-- START --

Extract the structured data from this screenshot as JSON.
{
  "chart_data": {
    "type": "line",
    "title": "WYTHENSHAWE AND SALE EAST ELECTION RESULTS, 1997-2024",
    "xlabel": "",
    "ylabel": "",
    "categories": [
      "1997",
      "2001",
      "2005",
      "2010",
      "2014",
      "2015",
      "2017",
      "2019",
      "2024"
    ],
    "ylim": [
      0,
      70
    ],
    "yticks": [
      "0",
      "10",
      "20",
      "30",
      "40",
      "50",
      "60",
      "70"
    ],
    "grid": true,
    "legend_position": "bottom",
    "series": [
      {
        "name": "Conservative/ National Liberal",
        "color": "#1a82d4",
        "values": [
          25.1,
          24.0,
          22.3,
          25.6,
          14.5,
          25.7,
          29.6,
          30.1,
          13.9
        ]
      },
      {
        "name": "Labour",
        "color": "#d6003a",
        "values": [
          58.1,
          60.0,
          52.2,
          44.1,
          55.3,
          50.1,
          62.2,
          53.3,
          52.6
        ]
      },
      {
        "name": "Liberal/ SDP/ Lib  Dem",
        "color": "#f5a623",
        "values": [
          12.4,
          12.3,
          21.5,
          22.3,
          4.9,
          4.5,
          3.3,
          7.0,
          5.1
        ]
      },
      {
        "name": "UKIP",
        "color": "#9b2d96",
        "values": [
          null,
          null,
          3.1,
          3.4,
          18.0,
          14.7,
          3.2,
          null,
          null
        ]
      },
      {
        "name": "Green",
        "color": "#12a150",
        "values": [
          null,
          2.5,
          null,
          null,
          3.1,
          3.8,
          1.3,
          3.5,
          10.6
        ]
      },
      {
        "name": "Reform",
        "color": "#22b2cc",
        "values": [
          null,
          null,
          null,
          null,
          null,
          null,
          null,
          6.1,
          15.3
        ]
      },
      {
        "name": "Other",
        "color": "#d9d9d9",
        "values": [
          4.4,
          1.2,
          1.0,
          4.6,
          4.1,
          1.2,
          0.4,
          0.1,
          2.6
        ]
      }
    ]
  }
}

-- END --

▸ What to work on
Your answer should be only a number: how many lines of the data above contain the string "Liberal"?

▸ The solution
2